Dataset entries on figures
○ ○ ○ ○ ○ ○ ○

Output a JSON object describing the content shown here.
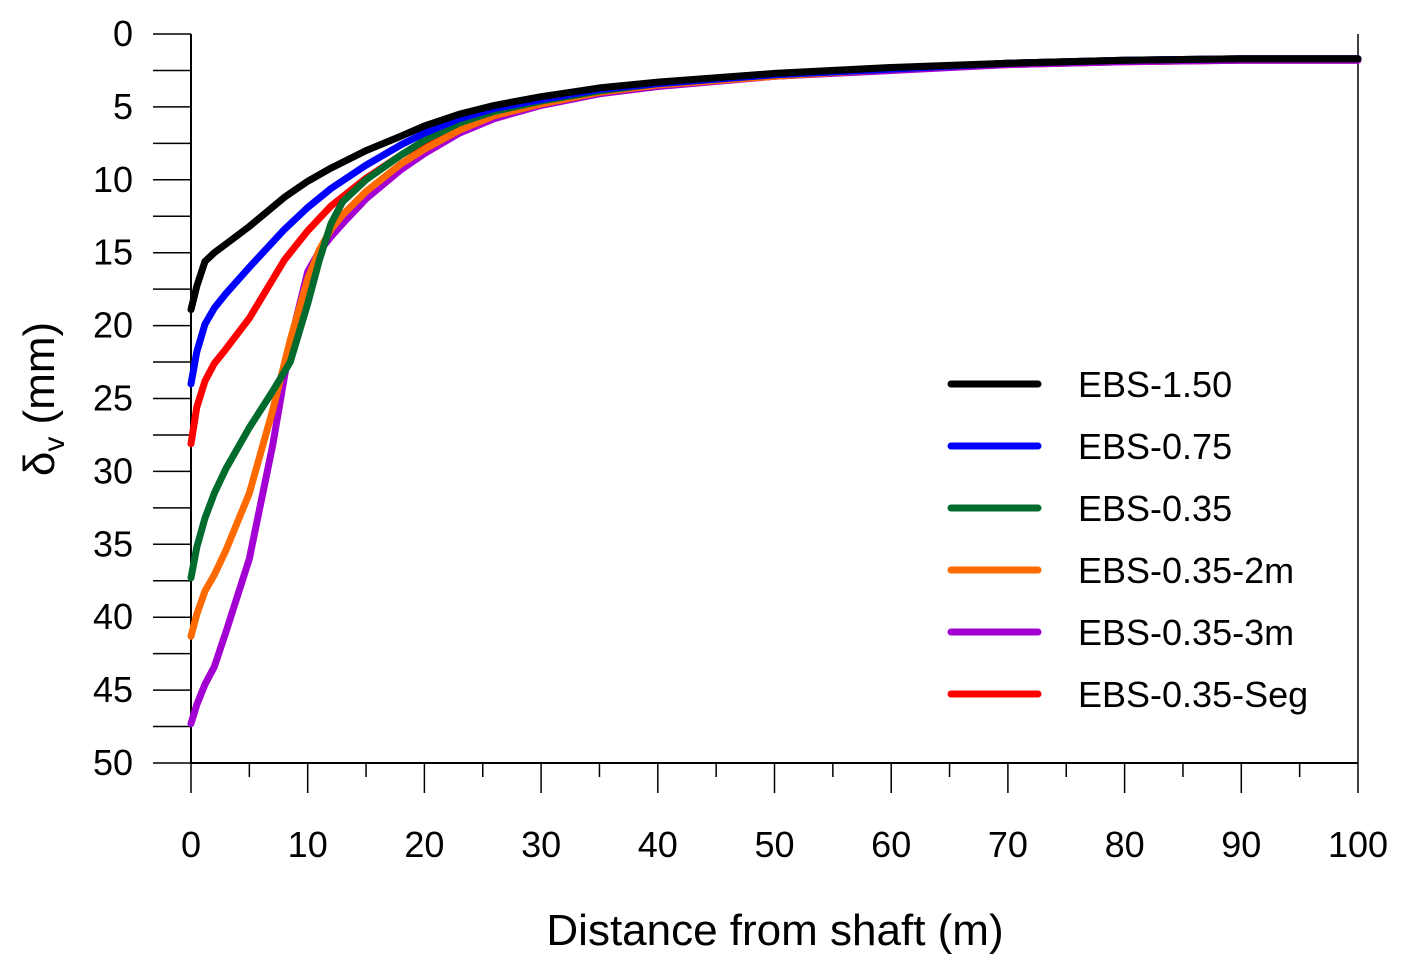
{
  "chart_data": {
    "type": "line",
    "title": "",
    "xlabel": "Distance from shaft (m)",
    "ylabel_main": "δ",
    "ylabel_sub": "v",
    "ylabel_unit": "(mm)",
    "xlim": [
      0,
      100
    ],
    "ylim": [
      0,
      50
    ],
    "y_inverted": true,
    "x_ticks": [
      0,
      10,
      20,
      30,
      40,
      50,
      60,
      70,
      80,
      90,
      100
    ],
    "y_ticks": [
      0,
      5,
      10,
      15,
      20,
      25,
      30,
      35,
      40,
      45,
      50
    ],
    "grid": false,
    "legend_position": "center-right",
    "series": [
      {
        "name": "EBS-1.50",
        "color": "#000000",
        "x": [
          0,
          0.5,
          1.2,
          2,
          3,
          5,
          8,
          10,
          12,
          15,
          18,
          20,
          23,
          26,
          30,
          35,
          40,
          50,
          60,
          70,
          80,
          90,
          100
        ],
        "y": [
          18.9,
          17.3,
          15.6,
          15.0,
          14.4,
          13.2,
          11.2,
          10.1,
          9.2,
          8.0,
          7.0,
          6.3,
          5.5,
          4.9,
          4.3,
          3.7,
          3.3,
          2.7,
          2.3,
          2.0,
          1.8,
          1.7,
          1.7
        ]
      },
      {
        "name": "EBS-0.75",
        "color": "#0000ff",
        "x": [
          0,
          0.5,
          1.2,
          2,
          3,
          5,
          8,
          10,
          12,
          15,
          18,
          20,
          23,
          26,
          30,
          35,
          40,
          50,
          60,
          70,
          80,
          90,
          100
        ],
        "y": [
          24.0,
          21.8,
          19.9,
          18.8,
          17.8,
          16.0,
          13.4,
          11.9,
          10.6,
          9.0,
          7.6,
          6.8,
          5.8,
          5.1,
          4.5,
          3.8,
          3.4,
          2.8,
          2.4,
          2.0,
          1.8,
          1.7,
          1.7
        ]
      },
      {
        "name": "EBS-0.35",
        "color": "#006b2d",
        "x": [
          0,
          0.5,
          1.2,
          2,
          3,
          5,
          7,
          8.5,
          10,
          11,
          12,
          13,
          15,
          18,
          20,
          23,
          26,
          30,
          35,
          40,
          50,
          60,
          70,
          80,
          90,
          100
        ],
        "y": [
          37.3,
          35.2,
          33.2,
          31.5,
          29.8,
          27.0,
          24.5,
          22.5,
          18.5,
          15.5,
          13.0,
          11.5,
          10.0,
          8.3,
          7.3,
          6.1,
          5.3,
          4.6,
          3.9,
          3.4,
          2.8,
          2.4,
          2.0,
          1.8,
          1.7,
          1.7
        ]
      },
      {
        "name": "EBS-0.35-2m",
        "color": "#ff6a00",
        "x": [
          0,
          0.5,
          1.2,
          2,
          3,
          5,
          7,
          8.5,
          10,
          11,
          12,
          13,
          15,
          18,
          20,
          23,
          26,
          30,
          35,
          40,
          50,
          60,
          70,
          80,
          90,
          100
        ],
        "y": [
          41.3,
          39.8,
          38.2,
          37.1,
          35.4,
          31.5,
          25.8,
          21.0,
          16.8,
          14.8,
          13.4,
          12.4,
          10.8,
          8.9,
          7.9,
          6.6,
          5.6,
          4.8,
          4.0,
          3.5,
          2.9,
          2.4,
          2.0,
          1.8,
          1.7,
          1.7
        ]
      },
      {
        "name": "EBS-0.35-3m",
        "color": "#a300d4",
        "x": [
          0,
          0.5,
          1.2,
          2,
          3,
          5,
          7,
          8.5,
          10,
          11,
          12,
          13,
          15,
          18,
          20,
          23,
          26,
          30,
          35,
          40,
          50,
          60,
          70,
          80,
          90,
          100
        ],
        "y": [
          47.3,
          46.0,
          44.6,
          43.4,
          41.0,
          36.0,
          28.2,
          21.2,
          16.3,
          14.9,
          13.9,
          13.0,
          11.3,
          9.3,
          8.2,
          6.8,
          5.8,
          4.9,
          4.1,
          3.6,
          2.9,
          2.5,
          2.1,
          1.9,
          1.8,
          1.8
        ]
      },
      {
        "name": "EBS-0.35-Seg",
        "color": "#ff0000",
        "x": [
          0,
          0.5,
          1.2,
          2,
          3,
          5,
          8,
          10,
          12,
          15,
          18,
          20,
          23,
          26,
          30,
          35,
          40,
          50,
          60,
          70,
          80,
          90,
          100
        ],
        "y": [
          28.1,
          25.6,
          23.8,
          22.6,
          21.6,
          19.5,
          15.5,
          13.5,
          11.8,
          9.9,
          8.3,
          7.4,
          6.3,
          5.5,
          4.7,
          4.0,
          3.5,
          2.9,
          2.4,
          2.1,
          1.9,
          1.8,
          1.8
        ]
      }
    ]
  }
}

○ ○ ○ ○ ○ ○ ○

## What you should do
Respond with nothing but the number of lines in the entries that contain the string "color".

## Completed exercise
6